EXERCISE AIM = Identify the lines that include the word "values", then copy all of them.

A run of records
>> START

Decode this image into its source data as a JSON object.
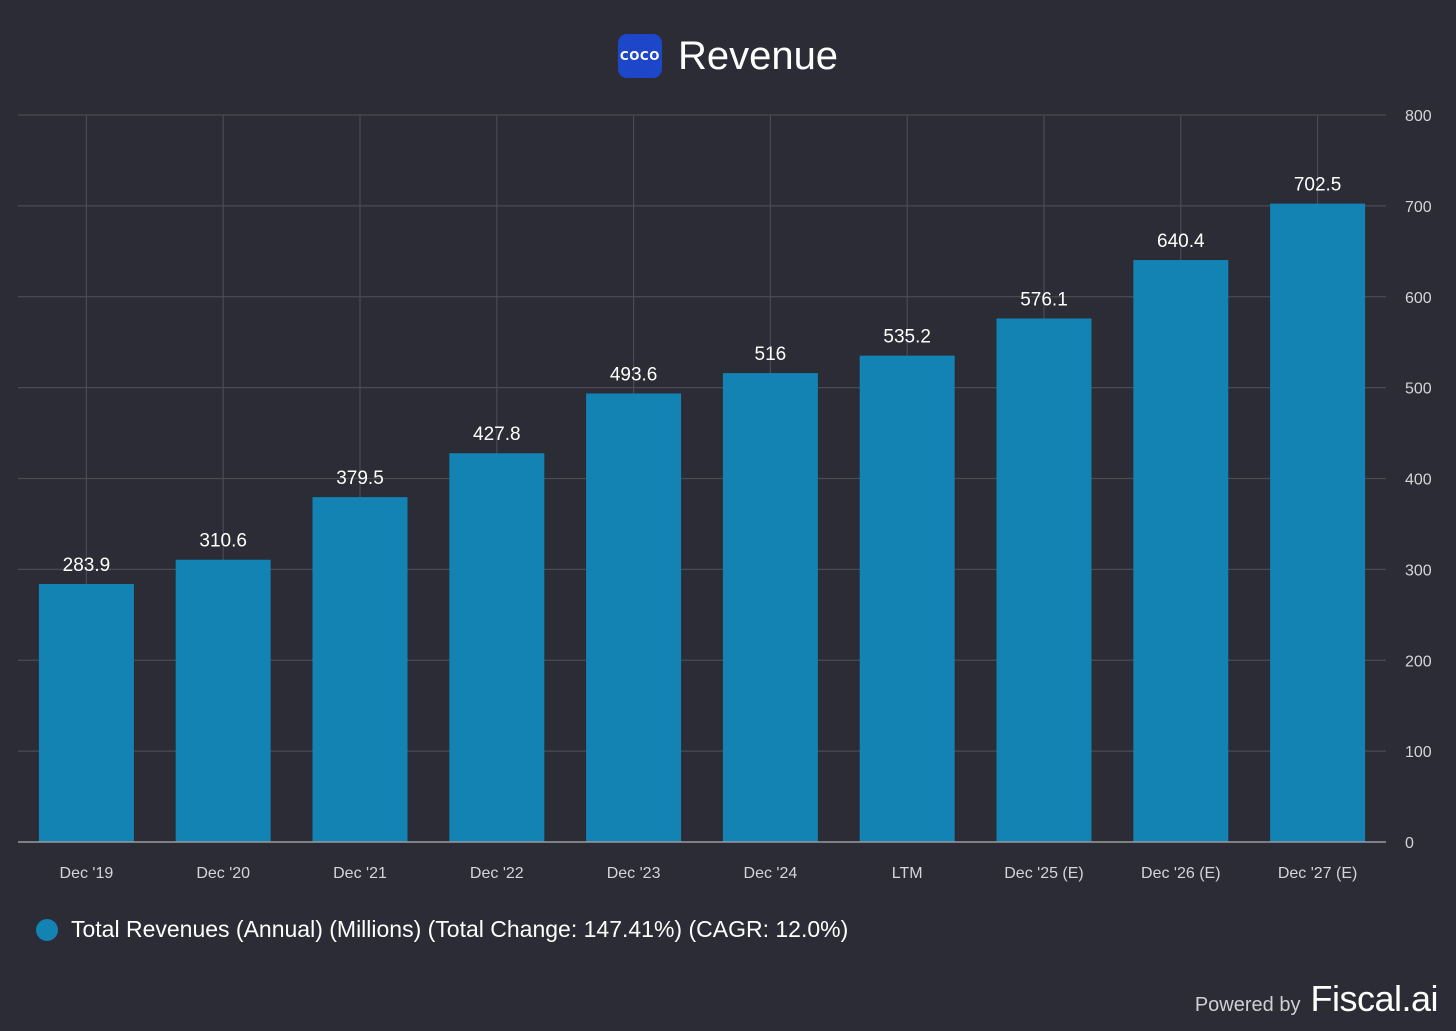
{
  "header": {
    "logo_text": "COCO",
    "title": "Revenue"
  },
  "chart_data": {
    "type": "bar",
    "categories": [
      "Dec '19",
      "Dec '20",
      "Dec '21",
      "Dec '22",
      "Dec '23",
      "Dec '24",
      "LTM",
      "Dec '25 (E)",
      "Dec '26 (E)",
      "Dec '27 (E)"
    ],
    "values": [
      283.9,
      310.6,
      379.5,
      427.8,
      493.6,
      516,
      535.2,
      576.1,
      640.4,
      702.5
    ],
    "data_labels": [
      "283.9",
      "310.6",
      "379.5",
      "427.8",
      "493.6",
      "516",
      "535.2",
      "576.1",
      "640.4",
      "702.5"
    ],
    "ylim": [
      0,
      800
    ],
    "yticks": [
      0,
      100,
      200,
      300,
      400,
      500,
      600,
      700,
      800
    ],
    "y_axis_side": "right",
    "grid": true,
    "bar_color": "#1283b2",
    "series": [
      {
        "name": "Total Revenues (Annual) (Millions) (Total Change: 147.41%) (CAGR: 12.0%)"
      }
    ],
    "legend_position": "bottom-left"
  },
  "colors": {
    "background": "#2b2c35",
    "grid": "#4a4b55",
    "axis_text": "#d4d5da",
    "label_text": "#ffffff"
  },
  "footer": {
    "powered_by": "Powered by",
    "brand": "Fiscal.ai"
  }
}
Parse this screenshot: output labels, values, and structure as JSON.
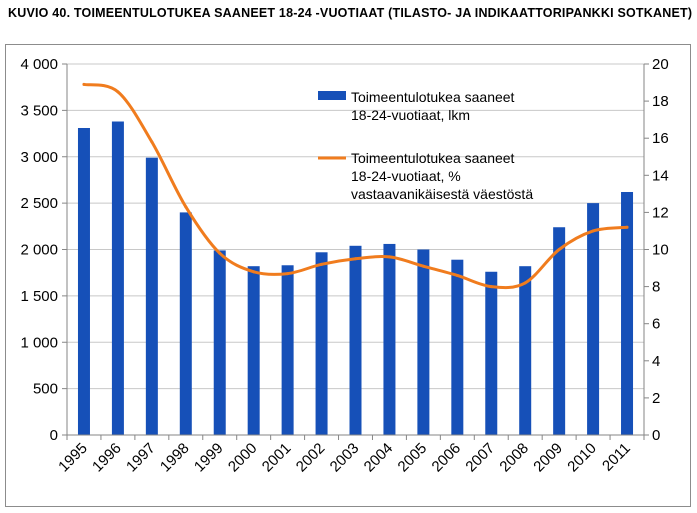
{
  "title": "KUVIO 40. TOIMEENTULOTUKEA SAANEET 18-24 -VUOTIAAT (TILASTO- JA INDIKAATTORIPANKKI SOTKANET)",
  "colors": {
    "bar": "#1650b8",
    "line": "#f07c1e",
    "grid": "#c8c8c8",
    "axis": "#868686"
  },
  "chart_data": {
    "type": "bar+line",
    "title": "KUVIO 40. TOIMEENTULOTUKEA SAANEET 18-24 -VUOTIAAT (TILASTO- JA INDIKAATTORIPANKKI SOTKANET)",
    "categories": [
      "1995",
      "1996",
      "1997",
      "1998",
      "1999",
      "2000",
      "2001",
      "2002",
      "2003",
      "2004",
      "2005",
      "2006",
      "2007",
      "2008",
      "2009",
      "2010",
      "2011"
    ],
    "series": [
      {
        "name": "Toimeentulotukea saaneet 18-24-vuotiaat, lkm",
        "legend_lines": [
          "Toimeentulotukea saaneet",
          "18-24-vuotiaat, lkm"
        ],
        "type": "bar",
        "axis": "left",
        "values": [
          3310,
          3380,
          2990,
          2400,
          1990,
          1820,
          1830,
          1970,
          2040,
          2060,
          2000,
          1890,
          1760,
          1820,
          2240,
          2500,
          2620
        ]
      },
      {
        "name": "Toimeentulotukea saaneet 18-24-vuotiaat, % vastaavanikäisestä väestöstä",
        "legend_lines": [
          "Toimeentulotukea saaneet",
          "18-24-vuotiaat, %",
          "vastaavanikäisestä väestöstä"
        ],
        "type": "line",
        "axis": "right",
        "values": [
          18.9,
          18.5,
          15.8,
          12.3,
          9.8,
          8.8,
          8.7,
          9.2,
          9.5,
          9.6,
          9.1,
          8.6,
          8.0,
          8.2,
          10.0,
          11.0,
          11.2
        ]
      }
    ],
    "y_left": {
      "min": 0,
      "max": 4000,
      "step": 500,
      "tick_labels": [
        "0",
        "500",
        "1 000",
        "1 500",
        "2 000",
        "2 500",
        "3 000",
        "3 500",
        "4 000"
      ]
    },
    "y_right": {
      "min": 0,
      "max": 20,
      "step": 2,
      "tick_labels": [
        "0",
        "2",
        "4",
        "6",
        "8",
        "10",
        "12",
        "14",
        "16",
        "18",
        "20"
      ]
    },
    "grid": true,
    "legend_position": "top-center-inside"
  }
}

>> END

TASK RESPONSE =
    "values": [
Parse this screenshot: output labels, values, and structure as JSON.
        "values": [
        "values": [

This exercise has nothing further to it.